DATASET EXTRACT:
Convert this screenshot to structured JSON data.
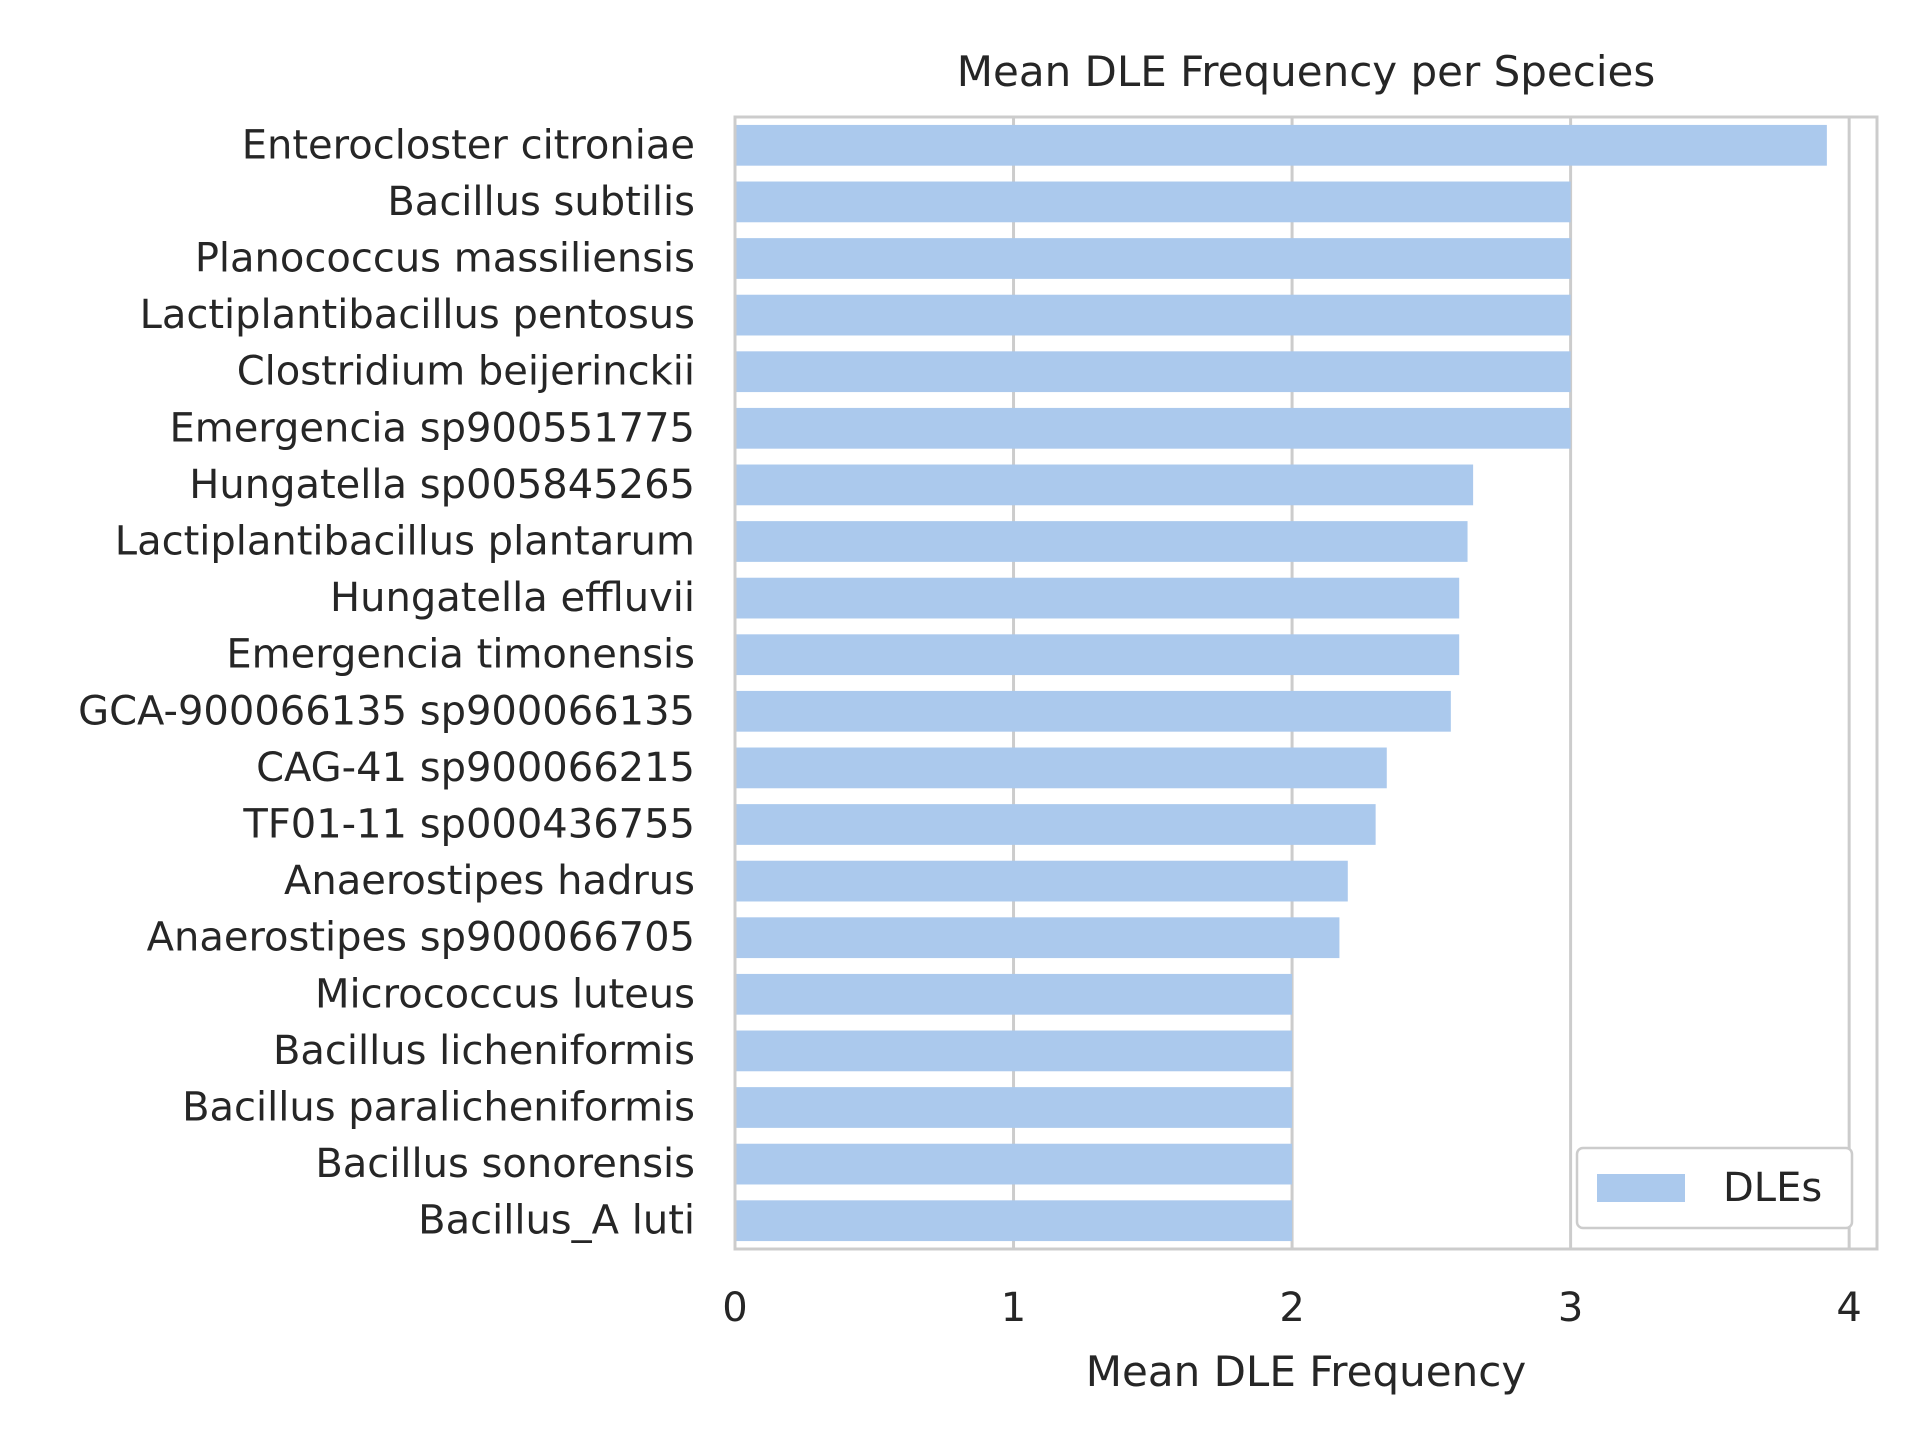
{
  "chart_data": {
    "type": "bar",
    "orientation": "horizontal",
    "title": "Mean DLE Frequency per Species",
    "xlabel": "Mean DLE Frequency",
    "ylabel": "",
    "xlim": [
      0,
      4.1
    ],
    "xticks": [
      0,
      1,
      2,
      3,
      4
    ],
    "grid": true,
    "legend_position": "lower right",
    "bar_color": "#abc9ed",
    "categories": [
      "Enterocloster citroniae",
      "Bacillus subtilis",
      "Planococcus massiliensis",
      "Lactiplantibacillus pentosus",
      "Clostridium beijerinckii",
      "Emergencia sp900551775",
      "Hungatella sp005845265",
      "Lactiplantibacillus plantarum",
      "Hungatella effluvii",
      "Emergencia timonensis",
      "GCA-900066135 sp900066135",
      "CAG-41 sp900066215",
      "TF01-11 sp000436755",
      "Anaerostipes hadrus",
      "Anaerostipes sp900066705",
      "Micrococcus luteus",
      "Bacillus licheniformis",
      "Bacillus paralicheniformis",
      "Bacillus sonorensis",
      "Bacillus_A luti"
    ],
    "series": [
      {
        "name": "DLEs",
        "values": [
          3.92,
          3.0,
          3.0,
          3.0,
          3.0,
          3.0,
          2.65,
          2.63,
          2.6,
          2.6,
          2.57,
          2.34,
          2.3,
          2.2,
          2.17,
          2.0,
          2.0,
          2.0,
          2.0,
          2.0
        ]
      }
    ]
  }
}
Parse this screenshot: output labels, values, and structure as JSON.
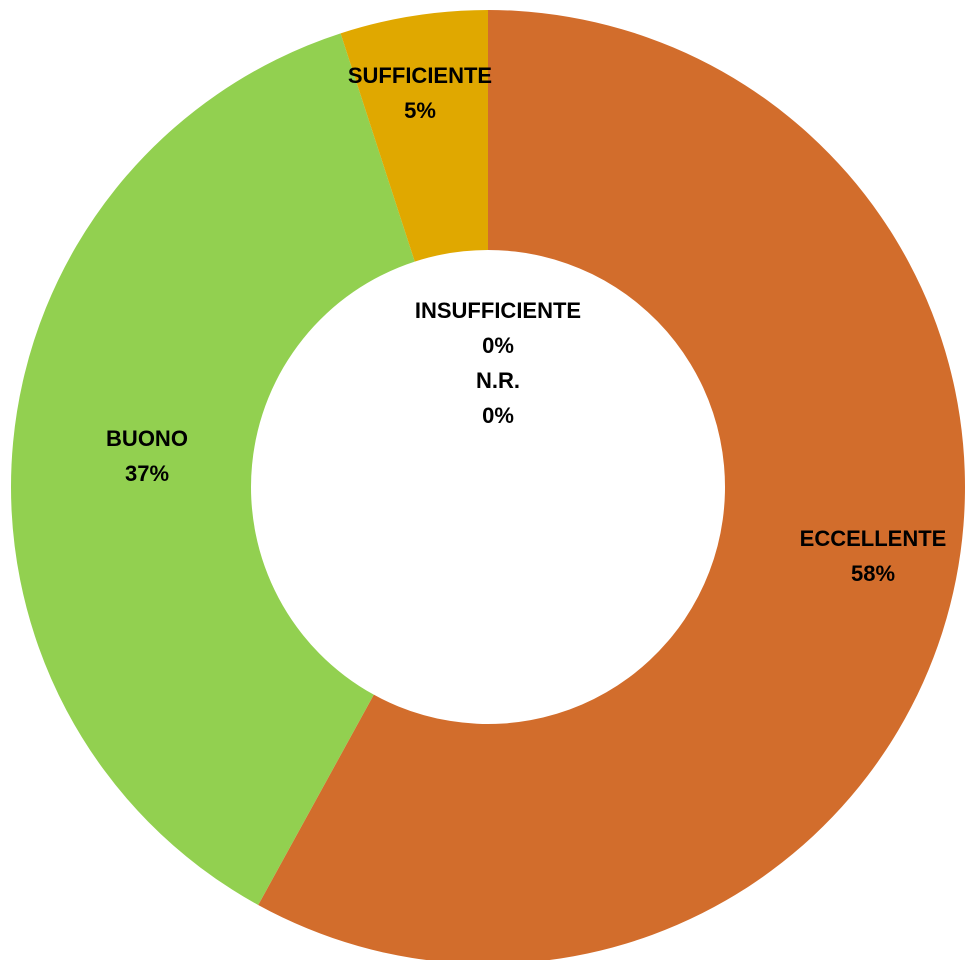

GOAL: Copy out every line of the listing that includes the string "Anaerostipes".

SOLVED PROBLEM:
      "Anaerostipes hadrus",
      "Anaerostipes sp900066705",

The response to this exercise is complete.